▶ [Set problem] Format the rows as a JSON list of strings, one string per line with blank lines left out, starting at the first line of the source records and ending at the line that contains "- avatar[interactable]: [1862, 16, 1894, 48]".

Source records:
>> START

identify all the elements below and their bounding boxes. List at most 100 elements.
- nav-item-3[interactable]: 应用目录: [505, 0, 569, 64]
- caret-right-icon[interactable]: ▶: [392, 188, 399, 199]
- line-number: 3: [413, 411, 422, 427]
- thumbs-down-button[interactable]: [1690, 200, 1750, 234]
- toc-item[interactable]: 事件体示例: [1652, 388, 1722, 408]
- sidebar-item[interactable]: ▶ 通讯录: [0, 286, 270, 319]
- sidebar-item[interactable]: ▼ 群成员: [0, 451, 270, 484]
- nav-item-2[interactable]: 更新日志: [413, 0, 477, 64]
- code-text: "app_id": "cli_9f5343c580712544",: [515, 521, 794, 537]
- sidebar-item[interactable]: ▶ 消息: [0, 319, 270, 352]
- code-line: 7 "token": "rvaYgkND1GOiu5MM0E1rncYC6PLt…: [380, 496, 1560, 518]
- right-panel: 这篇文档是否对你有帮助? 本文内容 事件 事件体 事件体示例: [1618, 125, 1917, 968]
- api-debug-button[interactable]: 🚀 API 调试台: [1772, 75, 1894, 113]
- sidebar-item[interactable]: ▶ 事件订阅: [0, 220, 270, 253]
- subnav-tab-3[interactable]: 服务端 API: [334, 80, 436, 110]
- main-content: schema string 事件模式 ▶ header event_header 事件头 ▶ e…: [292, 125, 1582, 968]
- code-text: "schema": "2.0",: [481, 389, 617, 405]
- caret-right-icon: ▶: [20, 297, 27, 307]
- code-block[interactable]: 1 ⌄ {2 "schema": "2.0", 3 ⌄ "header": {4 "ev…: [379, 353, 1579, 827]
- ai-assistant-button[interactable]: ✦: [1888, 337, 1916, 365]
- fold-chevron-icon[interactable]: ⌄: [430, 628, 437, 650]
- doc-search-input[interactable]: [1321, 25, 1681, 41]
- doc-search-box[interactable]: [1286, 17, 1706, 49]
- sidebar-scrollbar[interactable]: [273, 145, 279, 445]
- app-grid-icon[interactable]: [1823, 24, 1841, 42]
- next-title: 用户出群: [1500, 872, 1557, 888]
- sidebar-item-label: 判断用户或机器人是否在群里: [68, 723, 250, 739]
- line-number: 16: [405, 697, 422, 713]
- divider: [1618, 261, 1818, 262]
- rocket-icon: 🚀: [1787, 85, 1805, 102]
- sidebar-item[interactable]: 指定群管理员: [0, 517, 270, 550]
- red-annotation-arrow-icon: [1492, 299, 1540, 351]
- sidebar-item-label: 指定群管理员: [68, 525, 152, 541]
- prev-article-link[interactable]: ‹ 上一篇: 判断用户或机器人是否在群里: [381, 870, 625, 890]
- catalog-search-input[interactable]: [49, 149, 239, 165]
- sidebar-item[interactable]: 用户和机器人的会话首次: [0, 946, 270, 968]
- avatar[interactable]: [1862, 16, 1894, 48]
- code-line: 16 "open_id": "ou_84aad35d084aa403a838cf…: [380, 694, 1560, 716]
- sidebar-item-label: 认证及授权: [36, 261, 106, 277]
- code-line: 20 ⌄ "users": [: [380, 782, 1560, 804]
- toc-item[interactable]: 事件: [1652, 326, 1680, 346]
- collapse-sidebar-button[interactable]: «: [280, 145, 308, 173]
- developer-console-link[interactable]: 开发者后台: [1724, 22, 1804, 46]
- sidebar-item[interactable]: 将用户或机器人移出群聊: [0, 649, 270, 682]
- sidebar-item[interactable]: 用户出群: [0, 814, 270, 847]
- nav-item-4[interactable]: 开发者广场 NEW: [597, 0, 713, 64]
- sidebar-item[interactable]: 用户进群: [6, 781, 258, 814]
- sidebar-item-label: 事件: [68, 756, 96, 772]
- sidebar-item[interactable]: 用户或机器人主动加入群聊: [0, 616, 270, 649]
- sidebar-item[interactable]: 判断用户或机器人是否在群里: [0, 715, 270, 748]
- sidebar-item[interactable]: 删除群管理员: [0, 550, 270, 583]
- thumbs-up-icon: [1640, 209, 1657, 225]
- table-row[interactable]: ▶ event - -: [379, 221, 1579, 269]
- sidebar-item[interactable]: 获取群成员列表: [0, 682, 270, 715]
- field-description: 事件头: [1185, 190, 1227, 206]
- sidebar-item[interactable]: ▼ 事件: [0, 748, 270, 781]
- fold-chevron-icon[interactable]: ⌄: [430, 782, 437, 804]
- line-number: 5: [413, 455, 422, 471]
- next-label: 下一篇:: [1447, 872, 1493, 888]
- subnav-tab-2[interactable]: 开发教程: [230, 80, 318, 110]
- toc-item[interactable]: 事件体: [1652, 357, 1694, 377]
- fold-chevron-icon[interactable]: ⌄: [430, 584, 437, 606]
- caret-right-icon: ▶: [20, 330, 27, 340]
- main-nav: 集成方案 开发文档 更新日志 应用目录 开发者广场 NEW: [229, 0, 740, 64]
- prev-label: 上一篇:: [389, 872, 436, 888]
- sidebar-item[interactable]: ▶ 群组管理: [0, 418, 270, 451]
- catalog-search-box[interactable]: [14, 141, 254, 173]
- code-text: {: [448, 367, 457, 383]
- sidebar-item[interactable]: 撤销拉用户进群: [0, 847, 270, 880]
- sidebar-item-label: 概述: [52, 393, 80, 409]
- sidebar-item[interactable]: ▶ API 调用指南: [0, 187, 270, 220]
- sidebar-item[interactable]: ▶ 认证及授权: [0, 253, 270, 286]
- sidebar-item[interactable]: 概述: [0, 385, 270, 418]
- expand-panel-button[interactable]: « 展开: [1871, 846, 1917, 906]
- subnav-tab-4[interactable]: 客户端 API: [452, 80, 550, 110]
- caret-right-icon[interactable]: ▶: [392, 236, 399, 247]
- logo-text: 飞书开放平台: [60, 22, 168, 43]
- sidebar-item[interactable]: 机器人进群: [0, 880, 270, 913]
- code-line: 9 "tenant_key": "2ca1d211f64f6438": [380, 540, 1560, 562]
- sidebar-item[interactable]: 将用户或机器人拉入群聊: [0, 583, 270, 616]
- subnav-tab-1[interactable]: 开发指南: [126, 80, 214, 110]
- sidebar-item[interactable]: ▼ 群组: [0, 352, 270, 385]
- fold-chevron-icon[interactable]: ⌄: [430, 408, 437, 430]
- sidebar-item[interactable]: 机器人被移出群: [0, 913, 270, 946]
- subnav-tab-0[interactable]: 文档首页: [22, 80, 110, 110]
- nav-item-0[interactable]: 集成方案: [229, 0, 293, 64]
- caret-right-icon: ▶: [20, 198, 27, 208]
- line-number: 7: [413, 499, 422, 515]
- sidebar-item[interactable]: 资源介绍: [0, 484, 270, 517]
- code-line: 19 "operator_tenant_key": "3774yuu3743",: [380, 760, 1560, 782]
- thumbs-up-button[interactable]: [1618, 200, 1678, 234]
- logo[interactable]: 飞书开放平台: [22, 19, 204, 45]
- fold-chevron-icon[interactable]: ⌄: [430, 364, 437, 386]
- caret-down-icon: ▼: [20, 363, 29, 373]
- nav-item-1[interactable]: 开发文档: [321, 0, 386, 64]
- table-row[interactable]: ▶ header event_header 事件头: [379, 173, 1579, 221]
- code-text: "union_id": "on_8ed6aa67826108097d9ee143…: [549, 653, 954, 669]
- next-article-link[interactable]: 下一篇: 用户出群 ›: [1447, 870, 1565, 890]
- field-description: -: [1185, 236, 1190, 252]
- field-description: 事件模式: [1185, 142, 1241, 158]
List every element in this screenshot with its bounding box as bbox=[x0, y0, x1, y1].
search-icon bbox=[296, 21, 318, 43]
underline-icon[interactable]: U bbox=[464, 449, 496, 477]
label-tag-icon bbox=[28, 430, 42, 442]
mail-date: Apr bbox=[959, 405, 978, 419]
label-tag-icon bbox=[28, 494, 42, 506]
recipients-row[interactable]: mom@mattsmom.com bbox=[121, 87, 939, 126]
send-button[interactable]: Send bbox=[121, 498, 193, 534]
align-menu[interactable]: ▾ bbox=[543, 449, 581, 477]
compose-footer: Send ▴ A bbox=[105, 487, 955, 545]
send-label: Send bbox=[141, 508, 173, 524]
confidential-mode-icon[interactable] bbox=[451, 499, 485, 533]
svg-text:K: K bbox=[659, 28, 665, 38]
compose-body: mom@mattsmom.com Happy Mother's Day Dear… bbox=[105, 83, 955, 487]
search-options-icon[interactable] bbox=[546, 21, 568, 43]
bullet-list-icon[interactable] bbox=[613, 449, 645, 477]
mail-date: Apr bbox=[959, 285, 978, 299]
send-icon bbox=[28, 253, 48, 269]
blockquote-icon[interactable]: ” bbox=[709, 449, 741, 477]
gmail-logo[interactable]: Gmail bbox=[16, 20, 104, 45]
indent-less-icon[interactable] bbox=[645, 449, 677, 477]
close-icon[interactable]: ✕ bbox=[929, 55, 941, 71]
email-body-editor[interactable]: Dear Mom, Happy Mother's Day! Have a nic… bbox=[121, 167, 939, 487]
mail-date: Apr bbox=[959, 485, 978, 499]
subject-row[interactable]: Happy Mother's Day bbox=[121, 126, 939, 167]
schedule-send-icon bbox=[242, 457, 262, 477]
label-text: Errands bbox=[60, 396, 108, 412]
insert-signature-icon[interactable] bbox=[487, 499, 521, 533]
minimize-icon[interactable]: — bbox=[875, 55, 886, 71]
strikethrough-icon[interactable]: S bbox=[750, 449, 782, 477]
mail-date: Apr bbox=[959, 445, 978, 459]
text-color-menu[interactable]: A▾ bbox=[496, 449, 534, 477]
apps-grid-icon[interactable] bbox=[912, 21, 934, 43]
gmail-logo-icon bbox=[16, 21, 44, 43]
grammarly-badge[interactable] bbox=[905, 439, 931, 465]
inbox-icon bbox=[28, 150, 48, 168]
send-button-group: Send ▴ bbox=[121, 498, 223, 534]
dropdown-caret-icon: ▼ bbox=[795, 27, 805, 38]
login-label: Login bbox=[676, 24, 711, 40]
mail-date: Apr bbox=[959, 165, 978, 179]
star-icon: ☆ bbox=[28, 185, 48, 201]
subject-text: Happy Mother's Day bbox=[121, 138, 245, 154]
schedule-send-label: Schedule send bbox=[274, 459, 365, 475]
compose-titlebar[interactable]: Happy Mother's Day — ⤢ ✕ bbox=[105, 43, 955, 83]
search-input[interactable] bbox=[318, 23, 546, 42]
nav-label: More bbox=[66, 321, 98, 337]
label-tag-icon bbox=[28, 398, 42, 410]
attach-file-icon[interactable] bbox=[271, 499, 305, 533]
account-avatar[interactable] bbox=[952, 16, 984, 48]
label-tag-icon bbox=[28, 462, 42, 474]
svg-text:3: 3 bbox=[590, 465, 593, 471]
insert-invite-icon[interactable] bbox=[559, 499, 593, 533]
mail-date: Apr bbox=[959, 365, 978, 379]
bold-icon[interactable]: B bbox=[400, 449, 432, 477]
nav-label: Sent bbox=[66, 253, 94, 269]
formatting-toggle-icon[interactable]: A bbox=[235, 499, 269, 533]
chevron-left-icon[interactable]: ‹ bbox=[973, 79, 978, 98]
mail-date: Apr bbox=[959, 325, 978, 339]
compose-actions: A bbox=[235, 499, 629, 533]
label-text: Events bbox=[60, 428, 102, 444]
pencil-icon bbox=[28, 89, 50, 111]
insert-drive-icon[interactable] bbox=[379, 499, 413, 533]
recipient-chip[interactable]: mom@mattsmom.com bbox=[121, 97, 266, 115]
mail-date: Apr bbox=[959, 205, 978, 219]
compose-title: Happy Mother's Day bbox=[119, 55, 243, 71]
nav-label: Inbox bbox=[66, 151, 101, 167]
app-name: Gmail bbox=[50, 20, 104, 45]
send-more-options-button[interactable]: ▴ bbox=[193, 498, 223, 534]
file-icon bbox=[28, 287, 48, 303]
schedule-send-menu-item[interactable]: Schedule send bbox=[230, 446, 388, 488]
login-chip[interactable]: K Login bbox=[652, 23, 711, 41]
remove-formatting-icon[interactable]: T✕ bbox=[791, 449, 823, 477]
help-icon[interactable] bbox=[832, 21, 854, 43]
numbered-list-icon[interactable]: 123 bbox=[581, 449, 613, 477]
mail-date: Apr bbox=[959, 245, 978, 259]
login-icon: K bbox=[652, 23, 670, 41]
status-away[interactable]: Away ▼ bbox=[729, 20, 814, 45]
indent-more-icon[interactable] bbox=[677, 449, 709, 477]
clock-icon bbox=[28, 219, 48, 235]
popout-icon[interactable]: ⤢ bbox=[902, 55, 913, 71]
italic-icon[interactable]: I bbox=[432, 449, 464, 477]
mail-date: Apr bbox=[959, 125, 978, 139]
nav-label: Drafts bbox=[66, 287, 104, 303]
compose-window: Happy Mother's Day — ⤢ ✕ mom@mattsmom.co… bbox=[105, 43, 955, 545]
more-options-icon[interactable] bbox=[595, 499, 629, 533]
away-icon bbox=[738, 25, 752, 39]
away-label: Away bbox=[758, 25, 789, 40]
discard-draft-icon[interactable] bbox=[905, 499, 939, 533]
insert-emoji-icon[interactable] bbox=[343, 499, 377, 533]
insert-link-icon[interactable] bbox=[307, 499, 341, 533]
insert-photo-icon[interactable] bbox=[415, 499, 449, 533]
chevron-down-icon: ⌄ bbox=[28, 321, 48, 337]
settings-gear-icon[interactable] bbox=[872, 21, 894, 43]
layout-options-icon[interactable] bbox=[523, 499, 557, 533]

>> END

▶ [Solved problem]
[
  "identify all the elements below and their bounding boxes. List at most 100 elements.",
  "- nav-item-3[interactable]: 应用目录: [505, 0, 569, 64]",
  "- caret-right-icon[interactable]: ▶: [392, 188, 399, 199]",
  "- line-number: 3: [413, 411, 422, 427]",
  "- thumbs-down-button[interactable]: [1690, 200, 1750, 234]",
  "- toc-item[interactable]: 事件体示例: [1652, 388, 1722, 408]",
  "- sidebar-item[interactable]: ▶ 通讯录: [0, 286, 270, 319]",
  "- sidebar-item[interactable]: ▼ 群成员: [0, 451, 270, 484]",
  "- nav-item-2[interactable]: 更新日志: [413, 0, 477, 64]",
  "- code-text: \"app_id\": \"cli_9f5343c580712544\",: [515, 521, 794, 537]",
  "- sidebar-item[interactable]: ▶ 消息: [0, 319, 270, 352]",
  "- code-line: 7 \"token\": \"rvaYgkND1GOiu5MM0E1rncYC6PLt…: [380, 496, 1560, 518]",
  "- right-panel: 这篇文档是否对你有帮助? 本文内容 事件 事件体 事件体示例: [1618, 125, 1917, 968]",
  "- api-debug-button[interactable]: 🚀 API 调试台: [1772, 75, 1894, 113]",
  "- sidebar-item[interactable]: ▶ 事件订阅: [0, 220, 270, 253]",
  "- subnav-tab-3[interactable]: 服务端 API: [334, 80, 436, 110]",
  "- main-content: schema string 事件模式 ▶ header event_header 事件头 ▶ e…: [292, 125, 1582, 968]",
  "- code-text: \"schema\": \"2.0\",: [481, 389, 617, 405]",
  "- caret-right-icon: ▶: [20, 297, 27, 307]",
  "- code-block[interactable]: 1 ⌄ {2 \"schema\": \"2.0\", 3 ⌄ \"header\": {4 \"ev…: [379, 353, 1579, 827]",
  "- ai-assistant-button[interactable]: ✦: [1888, 337, 1916, 365]",
  "- fold-chevron-icon[interactable]: ⌄: [430, 628, 437, 650]",
  "- doc-search-input[interactable]: [1321, 25, 1681, 41]",
  "- doc-search-box[interactable]: [1286, 17, 1706, 49]",
  "- sidebar-scrollbar[interactable]: [273, 145, 279, 445]",
  "- app-grid-icon[interactable]: [1823, 24, 1841, 42]",
  "- next-title: 用户出群: [1500, 872, 1557, 888]",
  "- sidebar-item-label: 判断用户或机器人是否在群里: [68, 723, 250, 739]",
  "- line-number: 16: [405, 697, 422, 713]",
  "- divider: [1618, 261, 1818, 262]",
  "- rocket-icon: 🚀: [1787, 85, 1805, 102]",
  "- sidebar-item[interactable]: 指定群管理员: [0, 517, 270, 550]",
  "- red-annotation-arrow-icon: [1492, 299, 1540, 351]",
  "- sidebar-item-label: 指定群管理员: [68, 525, 152, 541]",
  "- prev-article-link[interactable]: ‹ 上一篇: 判断用户或机器人是否在群里: [381, 870, 625, 890]",
  "- catalog-search-input[interactable]: [49, 149, 239, 165]",
  "- sidebar-item[interactable]: 用户和机器人的会话首次: [0, 946, 270, 968]",
  "- avatar[interactable]: [1862, 16, 1894, 48]"
]